### SET EXERCISE
Extract all of the data and reproduce it precisely.

### LISTED RECORDS
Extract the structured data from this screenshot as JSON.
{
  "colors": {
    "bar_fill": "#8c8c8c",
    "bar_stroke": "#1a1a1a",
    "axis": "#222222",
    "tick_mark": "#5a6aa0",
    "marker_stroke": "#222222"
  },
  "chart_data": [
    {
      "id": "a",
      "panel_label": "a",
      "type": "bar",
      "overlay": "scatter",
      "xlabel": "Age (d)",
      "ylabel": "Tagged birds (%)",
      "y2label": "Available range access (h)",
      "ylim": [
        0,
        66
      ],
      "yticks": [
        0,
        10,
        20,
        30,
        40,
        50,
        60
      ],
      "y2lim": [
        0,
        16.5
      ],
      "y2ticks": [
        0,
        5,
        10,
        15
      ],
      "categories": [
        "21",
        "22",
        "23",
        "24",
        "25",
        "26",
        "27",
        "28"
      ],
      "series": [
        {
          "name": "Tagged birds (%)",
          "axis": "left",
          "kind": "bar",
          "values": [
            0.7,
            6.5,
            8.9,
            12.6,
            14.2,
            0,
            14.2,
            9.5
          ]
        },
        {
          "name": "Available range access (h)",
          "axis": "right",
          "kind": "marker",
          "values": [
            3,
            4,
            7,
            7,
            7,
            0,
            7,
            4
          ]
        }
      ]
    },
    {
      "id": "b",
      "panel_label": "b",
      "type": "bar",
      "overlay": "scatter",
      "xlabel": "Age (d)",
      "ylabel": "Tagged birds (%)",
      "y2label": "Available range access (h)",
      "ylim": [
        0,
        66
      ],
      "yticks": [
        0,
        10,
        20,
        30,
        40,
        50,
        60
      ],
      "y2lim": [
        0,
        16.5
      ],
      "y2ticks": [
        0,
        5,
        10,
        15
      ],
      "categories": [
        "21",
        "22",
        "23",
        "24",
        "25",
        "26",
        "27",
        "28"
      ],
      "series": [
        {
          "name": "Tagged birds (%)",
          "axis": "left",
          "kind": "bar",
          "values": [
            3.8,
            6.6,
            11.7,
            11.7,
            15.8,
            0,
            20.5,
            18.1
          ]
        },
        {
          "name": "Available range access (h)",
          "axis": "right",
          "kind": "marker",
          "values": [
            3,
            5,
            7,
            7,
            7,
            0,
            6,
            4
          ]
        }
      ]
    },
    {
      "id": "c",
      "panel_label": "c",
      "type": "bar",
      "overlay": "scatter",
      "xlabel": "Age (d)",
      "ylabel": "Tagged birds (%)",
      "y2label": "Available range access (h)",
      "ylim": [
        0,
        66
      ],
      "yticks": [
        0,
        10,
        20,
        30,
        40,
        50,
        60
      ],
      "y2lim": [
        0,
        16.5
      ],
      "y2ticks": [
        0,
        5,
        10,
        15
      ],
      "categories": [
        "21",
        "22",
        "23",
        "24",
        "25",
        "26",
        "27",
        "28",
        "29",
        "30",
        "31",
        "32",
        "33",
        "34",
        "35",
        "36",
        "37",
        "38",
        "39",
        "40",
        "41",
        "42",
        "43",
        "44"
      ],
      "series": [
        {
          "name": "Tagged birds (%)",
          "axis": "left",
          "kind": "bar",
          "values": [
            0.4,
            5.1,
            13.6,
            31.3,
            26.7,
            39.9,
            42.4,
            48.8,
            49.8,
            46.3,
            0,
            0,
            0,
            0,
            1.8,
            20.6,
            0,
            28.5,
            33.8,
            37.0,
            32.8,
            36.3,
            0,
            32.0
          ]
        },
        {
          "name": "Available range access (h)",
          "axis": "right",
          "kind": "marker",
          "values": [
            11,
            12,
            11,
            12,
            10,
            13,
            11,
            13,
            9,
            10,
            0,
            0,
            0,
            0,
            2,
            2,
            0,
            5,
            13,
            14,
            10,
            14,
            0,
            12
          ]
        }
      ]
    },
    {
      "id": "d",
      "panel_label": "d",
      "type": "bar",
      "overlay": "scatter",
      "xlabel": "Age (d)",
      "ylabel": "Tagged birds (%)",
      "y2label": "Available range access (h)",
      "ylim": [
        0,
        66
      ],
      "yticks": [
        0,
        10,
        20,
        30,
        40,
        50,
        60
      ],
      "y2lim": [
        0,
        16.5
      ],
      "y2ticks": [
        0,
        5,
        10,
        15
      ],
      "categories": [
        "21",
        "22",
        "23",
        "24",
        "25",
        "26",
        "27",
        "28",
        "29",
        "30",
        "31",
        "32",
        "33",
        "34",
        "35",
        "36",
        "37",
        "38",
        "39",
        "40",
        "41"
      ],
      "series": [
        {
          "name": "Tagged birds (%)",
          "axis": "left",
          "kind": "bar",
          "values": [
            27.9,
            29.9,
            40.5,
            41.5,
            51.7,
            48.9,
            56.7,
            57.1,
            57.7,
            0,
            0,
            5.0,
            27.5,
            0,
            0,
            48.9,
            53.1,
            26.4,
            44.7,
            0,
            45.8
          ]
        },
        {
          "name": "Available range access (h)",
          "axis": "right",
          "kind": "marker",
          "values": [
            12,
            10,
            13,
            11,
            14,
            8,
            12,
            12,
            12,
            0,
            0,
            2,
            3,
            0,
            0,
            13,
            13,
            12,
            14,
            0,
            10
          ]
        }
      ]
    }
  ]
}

### TASK OUTPUT
Extract the structured data from this screenshot as JSON.
{
  "colors": {
    "bar_fill": "#8c8c8c",
    "bar_stroke": "#1a1a1a",
    "axis": "#222222",
    "tick_mark": "#5a6aa0",
    "marker_stroke": "#222222"
  },
  "chart_data": [
    {
      "id": "a",
      "panel_label": "a",
      "type": "bar",
      "overlay": "scatter",
      "xlabel": "Age (d)",
      "ylabel": "Tagged birds (%)",
      "y2label": "Available range access (h)",
      "ylim": [
        0,
        66
      ],
      "yticks": [
        0,
        10,
        20,
        30,
        40,
        50,
        60
      ],
      "y2lim": [
        0,
        16.5
      ],
      "y2ticks": [
        0,
        5,
        10,
        15
      ],
      "categories": [
        "21",
        "22",
        "23",
        "24",
        "25",
        "26",
        "27",
        "28"
      ],
      "series": [
        {
          "name": "Tagged birds (%)",
          "axis": "left",
          "kind": "bar",
          "values": [
            0.7,
            6.5,
            8.9,
            12.6,
            14.2,
            0,
            14.2,
            9.5
          ]
        },
        {
          "name": "Available range access (h)",
          "axis": "right",
          "kind": "marker",
          "values": [
            3,
            4,
            7,
            7,
            7,
            0,
            7,
            4
          ]
        }
      ]
    },
    {
      "id": "b",
      "panel_label": "b",
      "type": "bar",
      "overlay": "scatter",
      "xlabel": "Age (d)",
      "ylabel": "Tagged birds (%)",
      "y2label": "Available range access (h)",
      "ylim": [
        0,
        66
      ],
      "yticks": [
        0,
        10,
        20,
        30,
        40,
        50,
        60
      ],
      "y2lim": [
        0,
        16.5
      ],
      "y2ticks": [
        0,
        5,
        10,
        15
      ],
      "categories": [
        "21",
        "22",
        "23",
        "24",
        "25",
        "26",
        "27",
        "28"
      ],
      "series": [
        {
          "name": "Tagged birds (%)",
          "axis": "left",
          "kind": "bar",
          "values": [
            3.8,
            6.6,
            11.7,
            11.7,
            15.8,
            0,
            20.5,
            18.1
          ]
        },
        {
          "name": "Available range access (h)",
          "axis": "right",
          "kind": "marker",
          "values": [
            3,
            5,
            7,
            7,
            7,
            0,
            6,
            4
          ]
        }
      ]
    },
    {
      "id": "c",
      "panel_label": "c",
      "type": "bar",
      "overlay": "scatter",
      "xlabel": "Age (d)",
      "ylabel": "Tagged birds (%)",
      "y2label": "Available range access (h)",
      "ylim": [
        0,
        66
      ],
      "yticks": [
        0,
        10,
        20,
        30,
        40,
        50,
        60
      ],
      "y2lim": [
        0,
        16.5
      ],
      "y2ticks": [
        0,
        5,
        10,
        15
      ],
      "categories": [
        "21",
        "22",
        "23",
        "24",
        "25",
        "26",
        "27",
        "28",
        "29",
        "30",
        "31",
        "32",
        "33",
        "34",
        "35",
        "36",
        "37",
        "38",
        "39",
        "40",
        "41",
        "42",
        "43",
        "44"
      ],
      "series": [
        {
          "name": "Tagged birds (%)",
          "axis": "left",
          "kind": "bar",
          "values": [
            0.4,
            5.1,
            13.6,
            31.3,
            26.7,
            39.9,
            42.4,
            48.8,
            49.8,
            46.3,
            0,
            0,
            0,
            0,
            1.8,
            20.6,
            0,
            28.5,
            33.8,
            37.0,
            32.8,
            36.3,
            0,
            32.0
          ]
        },
        {
          "name": "Available range access (h)",
          "axis": "right",
          "kind": "marker",
          "values": [
            11,
            12,
            11,
            12,
            10,
            13,
            11,
            13,
            9,
            10,
            0,
            0,
            0,
            0,
            2,
            2,
            0,
            5,
            13,
            14,
            10,
            14,
            0,
            12
          ]
        }
      ]
    },
    {
      "id": "d",
      "panel_label": "d",
      "type": "bar",
      "overlay": "scatter",
      "xlabel": "Age (d)",
      "ylabel": "Tagged birds (%)",
      "y2label": "Available range access (h)",
      "ylim": [
        0,
        66
      ],
      "yticks": [
        0,
        10,
        20,
        30,
        40,
        50,
        60
      ],
      "y2lim": [
        0,
        16.5
      ],
      "y2ticks": [
        0,
        5,
        10,
        15
      ],
      "categories": [
        "21",
        "22",
        "23",
        "24",
        "25",
        "26",
        "27",
        "28",
        "29",
        "30",
        "31",
        "32",
        "33",
        "34",
        "35",
        "36",
        "37",
        "38",
        "39",
        "40",
        "41"
      ],
      "series": [
        {
          "name": "Tagged birds (%)",
          "axis": "left",
          "kind": "bar",
          "values": [
            27.9,
            29.9,
            40.5,
            41.5,
            51.7,
            48.9,
            56.7,
            57.1,
            57.7,
            0,
            0,
            5.0,
            27.5,
            0,
            0,
            48.9,
            53.1,
            26.4,
            44.7,
            0,
            45.8
          ]
        },
        {
          "name": "Available range access (h)",
          "axis": "right",
          "kind": "marker",
          "values": [
            12,
            10,
            13,
            11,
            14,
            8,
            12,
            12,
            12,
            0,
            0,
            2,
            3,
            0,
            0,
            13,
            13,
            12,
            14,
            0,
            10
          ]
        }
      ]
    }
  ]
}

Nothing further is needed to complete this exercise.